— START STORED RECORDS —

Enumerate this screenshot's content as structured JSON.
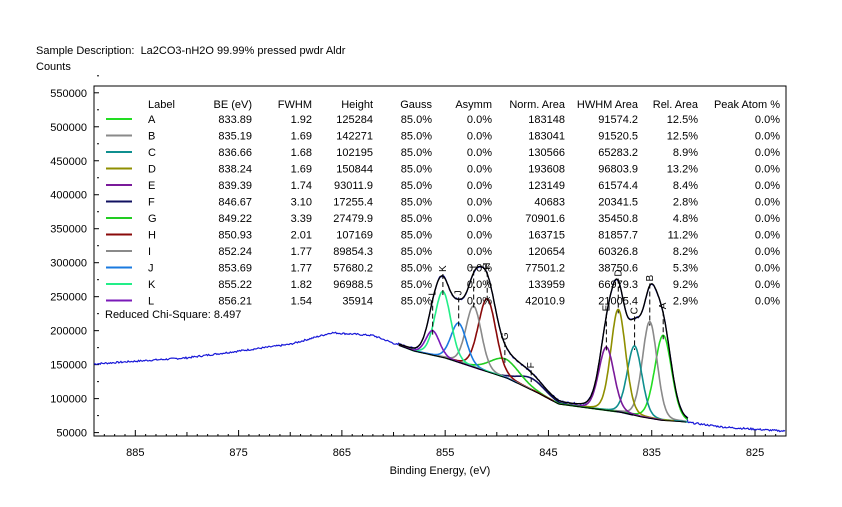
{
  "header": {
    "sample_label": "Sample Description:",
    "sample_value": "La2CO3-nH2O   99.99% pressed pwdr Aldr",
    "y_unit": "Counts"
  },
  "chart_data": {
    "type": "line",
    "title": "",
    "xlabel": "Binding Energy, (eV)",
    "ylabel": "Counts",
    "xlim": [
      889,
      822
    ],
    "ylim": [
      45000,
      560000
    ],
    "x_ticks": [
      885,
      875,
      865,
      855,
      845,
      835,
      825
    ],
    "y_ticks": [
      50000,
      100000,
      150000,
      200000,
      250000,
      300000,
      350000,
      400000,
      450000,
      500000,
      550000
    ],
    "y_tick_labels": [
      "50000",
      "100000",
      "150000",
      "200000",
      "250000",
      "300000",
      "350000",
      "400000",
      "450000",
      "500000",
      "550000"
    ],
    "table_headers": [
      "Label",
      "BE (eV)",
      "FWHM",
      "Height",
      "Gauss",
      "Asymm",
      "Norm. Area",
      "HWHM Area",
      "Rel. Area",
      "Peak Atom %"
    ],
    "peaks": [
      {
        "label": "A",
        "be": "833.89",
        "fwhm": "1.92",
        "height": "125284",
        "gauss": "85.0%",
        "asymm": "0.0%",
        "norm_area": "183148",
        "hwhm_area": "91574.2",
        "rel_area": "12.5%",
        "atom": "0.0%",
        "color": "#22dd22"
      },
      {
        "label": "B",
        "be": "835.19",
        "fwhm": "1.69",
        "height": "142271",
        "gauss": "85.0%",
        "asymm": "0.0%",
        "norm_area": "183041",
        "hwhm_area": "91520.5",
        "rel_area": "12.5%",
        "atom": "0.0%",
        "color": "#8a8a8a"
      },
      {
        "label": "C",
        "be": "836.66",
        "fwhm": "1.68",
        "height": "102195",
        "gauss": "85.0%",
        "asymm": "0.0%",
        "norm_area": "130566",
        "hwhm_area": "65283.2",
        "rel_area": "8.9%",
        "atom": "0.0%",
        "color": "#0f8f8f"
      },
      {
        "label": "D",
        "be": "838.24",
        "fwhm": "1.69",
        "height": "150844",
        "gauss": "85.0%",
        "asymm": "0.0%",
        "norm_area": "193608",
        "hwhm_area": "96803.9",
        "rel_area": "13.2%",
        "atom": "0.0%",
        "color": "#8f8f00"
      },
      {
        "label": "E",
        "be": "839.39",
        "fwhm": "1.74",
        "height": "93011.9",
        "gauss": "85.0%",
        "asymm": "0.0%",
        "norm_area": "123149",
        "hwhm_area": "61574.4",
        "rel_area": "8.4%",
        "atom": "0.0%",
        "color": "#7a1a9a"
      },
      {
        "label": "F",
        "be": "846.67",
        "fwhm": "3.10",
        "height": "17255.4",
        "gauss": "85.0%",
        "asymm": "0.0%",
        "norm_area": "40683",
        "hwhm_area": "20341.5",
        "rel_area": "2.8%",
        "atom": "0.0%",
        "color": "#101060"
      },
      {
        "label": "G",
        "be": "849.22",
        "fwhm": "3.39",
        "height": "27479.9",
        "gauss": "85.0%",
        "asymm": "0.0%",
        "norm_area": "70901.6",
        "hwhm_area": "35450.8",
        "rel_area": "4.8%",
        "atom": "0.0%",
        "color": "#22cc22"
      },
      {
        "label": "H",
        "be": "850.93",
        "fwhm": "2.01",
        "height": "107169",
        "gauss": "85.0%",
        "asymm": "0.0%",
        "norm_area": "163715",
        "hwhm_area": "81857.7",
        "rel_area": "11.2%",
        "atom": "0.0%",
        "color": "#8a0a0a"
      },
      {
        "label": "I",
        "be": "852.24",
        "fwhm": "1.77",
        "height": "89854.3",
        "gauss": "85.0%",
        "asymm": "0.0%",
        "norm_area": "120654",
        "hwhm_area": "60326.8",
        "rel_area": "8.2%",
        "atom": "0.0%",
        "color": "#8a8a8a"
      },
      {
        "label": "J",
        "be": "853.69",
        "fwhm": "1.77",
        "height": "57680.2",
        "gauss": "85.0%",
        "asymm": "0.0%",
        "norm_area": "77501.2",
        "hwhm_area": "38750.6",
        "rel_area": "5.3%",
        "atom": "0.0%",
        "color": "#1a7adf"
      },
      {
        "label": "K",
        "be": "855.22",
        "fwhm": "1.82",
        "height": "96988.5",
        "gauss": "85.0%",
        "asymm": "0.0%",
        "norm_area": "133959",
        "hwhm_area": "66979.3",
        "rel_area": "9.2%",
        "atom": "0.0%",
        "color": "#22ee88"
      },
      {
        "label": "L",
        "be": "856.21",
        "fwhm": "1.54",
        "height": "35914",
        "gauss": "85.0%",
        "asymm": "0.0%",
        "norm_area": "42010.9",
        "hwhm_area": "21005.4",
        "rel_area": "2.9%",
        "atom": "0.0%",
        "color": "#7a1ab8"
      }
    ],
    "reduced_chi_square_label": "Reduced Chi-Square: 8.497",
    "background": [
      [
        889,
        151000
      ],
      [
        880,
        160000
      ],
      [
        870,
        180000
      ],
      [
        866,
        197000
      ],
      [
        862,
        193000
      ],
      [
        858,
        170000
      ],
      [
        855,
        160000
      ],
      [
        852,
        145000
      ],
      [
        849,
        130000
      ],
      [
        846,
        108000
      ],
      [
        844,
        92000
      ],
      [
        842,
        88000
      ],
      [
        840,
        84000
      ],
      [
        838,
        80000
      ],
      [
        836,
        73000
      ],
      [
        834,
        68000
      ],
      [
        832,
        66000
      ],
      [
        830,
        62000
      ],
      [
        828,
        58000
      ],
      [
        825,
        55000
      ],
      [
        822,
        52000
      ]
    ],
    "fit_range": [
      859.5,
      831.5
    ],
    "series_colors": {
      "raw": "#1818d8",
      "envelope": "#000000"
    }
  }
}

— END STORED RECORDS —

● **WHAT THE TASK ASKS**:
In your copy, repeat each record exactly and include no pictures.

● **OUTPUT FOR THIS TASK**:
Enumerate this screenshot's content as structured JSON.
{
  "header": {
    "sample_label": "Sample Description:",
    "sample_value": "La2CO3-nH2O   99.99% pressed pwdr Aldr",
    "y_unit": "Counts"
  },
  "chart_data": {
    "type": "line",
    "title": "",
    "xlabel": "Binding Energy, (eV)",
    "ylabel": "Counts",
    "xlim": [
      889,
      822
    ],
    "ylim": [
      45000,
      560000
    ],
    "x_ticks": [
      885,
      875,
      865,
      855,
      845,
      835,
      825
    ],
    "y_ticks": [
      50000,
      100000,
      150000,
      200000,
      250000,
      300000,
      350000,
      400000,
      450000,
      500000,
      550000
    ],
    "y_tick_labels": [
      "50000",
      "100000",
      "150000",
      "200000",
      "250000",
      "300000",
      "350000",
      "400000",
      "450000",
      "500000",
      "550000"
    ],
    "table_headers": [
      "Label",
      "BE (eV)",
      "FWHM",
      "Height",
      "Gauss",
      "Asymm",
      "Norm. Area",
      "HWHM Area",
      "Rel. Area",
      "Peak Atom %"
    ],
    "peaks": [
      {
        "label": "A",
        "be": "833.89",
        "fwhm": "1.92",
        "height": "125284",
        "gauss": "85.0%",
        "asymm": "0.0%",
        "norm_area": "183148",
        "hwhm_area": "91574.2",
        "rel_area": "12.5%",
        "atom": "0.0%",
        "color": "#22dd22"
      },
      {
        "label": "B",
        "be": "835.19",
        "fwhm": "1.69",
        "height": "142271",
        "gauss": "85.0%",
        "asymm": "0.0%",
        "norm_area": "183041",
        "hwhm_area": "91520.5",
        "rel_area": "12.5%",
        "atom": "0.0%",
        "color": "#8a8a8a"
      },
      {
        "label": "C",
        "be": "836.66",
        "fwhm": "1.68",
        "height": "102195",
        "gauss": "85.0%",
        "asymm": "0.0%",
        "norm_area": "130566",
        "hwhm_area": "65283.2",
        "rel_area": "8.9%",
        "atom": "0.0%",
        "color": "#0f8f8f"
      },
      {
        "label": "D",
        "be": "838.24",
        "fwhm": "1.69",
        "height": "150844",
        "gauss": "85.0%",
        "asymm": "0.0%",
        "norm_area": "193608",
        "hwhm_area": "96803.9",
        "rel_area": "13.2%",
        "atom": "0.0%",
        "color": "#8f8f00"
      },
      {
        "label": "E",
        "be": "839.39",
        "fwhm": "1.74",
        "height": "93011.9",
        "gauss": "85.0%",
        "asymm": "0.0%",
        "norm_area": "123149",
        "hwhm_area": "61574.4",
        "rel_area": "8.4%",
        "atom": "0.0%",
        "color": "#7a1a9a"
      },
      {
        "label": "F",
        "be": "846.67",
        "fwhm": "3.10",
        "height": "17255.4",
        "gauss": "85.0%",
        "asymm": "0.0%",
        "norm_area": "40683",
        "hwhm_area": "20341.5",
        "rel_area": "2.8%",
        "atom": "0.0%",
        "color": "#101060"
      },
      {
        "label": "G",
        "be": "849.22",
        "fwhm": "3.39",
        "height": "27479.9",
        "gauss": "85.0%",
        "asymm": "0.0%",
        "norm_area": "70901.6",
        "hwhm_area": "35450.8",
        "rel_area": "4.8%",
        "atom": "0.0%",
        "color": "#22cc22"
      },
      {
        "label": "H",
        "be": "850.93",
        "fwhm": "2.01",
        "height": "107169",
        "gauss": "85.0%",
        "asymm": "0.0%",
        "norm_area": "163715",
        "hwhm_area": "81857.7",
        "rel_area": "11.2%",
        "atom": "0.0%",
        "color": "#8a0a0a"
      },
      {
        "label": "I",
        "be": "852.24",
        "fwhm": "1.77",
        "height": "89854.3",
        "gauss": "85.0%",
        "asymm": "0.0%",
        "norm_area": "120654",
        "hwhm_area": "60326.8",
        "rel_area": "8.2%",
        "atom": "0.0%",
        "color": "#8a8a8a"
      },
      {
        "label": "J",
        "be": "853.69",
        "fwhm": "1.77",
        "height": "57680.2",
        "gauss": "85.0%",
        "asymm": "0.0%",
        "norm_area": "77501.2",
        "hwhm_area": "38750.6",
        "rel_area": "5.3%",
        "atom": "0.0%",
        "color": "#1a7adf"
      },
      {
        "label": "K",
        "be": "855.22",
        "fwhm": "1.82",
        "height": "96988.5",
        "gauss": "85.0%",
        "asymm": "0.0%",
        "norm_area": "133959",
        "hwhm_area": "66979.3",
        "rel_area": "9.2%",
        "atom": "0.0%",
        "color": "#22ee88"
      },
      {
        "label": "L",
        "be": "856.21",
        "fwhm": "1.54",
        "height": "35914",
        "gauss": "85.0%",
        "asymm": "0.0%",
        "norm_area": "42010.9",
        "hwhm_area": "21005.4",
        "rel_area": "2.9%",
        "atom": "0.0%",
        "color": "#7a1ab8"
      }
    ],
    "reduced_chi_square_label": "Reduced Chi-Square: 8.497",
    "background": [
      [
        889,
        151000
      ],
      [
        880,
        160000
      ],
      [
        870,
        180000
      ],
      [
        866,
        197000
      ],
      [
        862,
        193000
      ],
      [
        858,
        170000
      ],
      [
        855,
        160000
      ],
      [
        852,
        145000
      ],
      [
        849,
        130000
      ],
      [
        846,
        108000
      ],
      [
        844,
        92000
      ],
      [
        842,
        88000
      ],
      [
        840,
        84000
      ],
      [
        838,
        80000
      ],
      [
        836,
        73000
      ],
      [
        834,
        68000
      ],
      [
        832,
        66000
      ],
      [
        830,
        62000
      ],
      [
        828,
        58000
      ],
      [
        825,
        55000
      ],
      [
        822,
        52000
      ]
    ],
    "fit_range": [
      859.5,
      831.5
    ],
    "series_colors": {
      "raw": "#1818d8",
      "envelope": "#000000"
    }
  }
}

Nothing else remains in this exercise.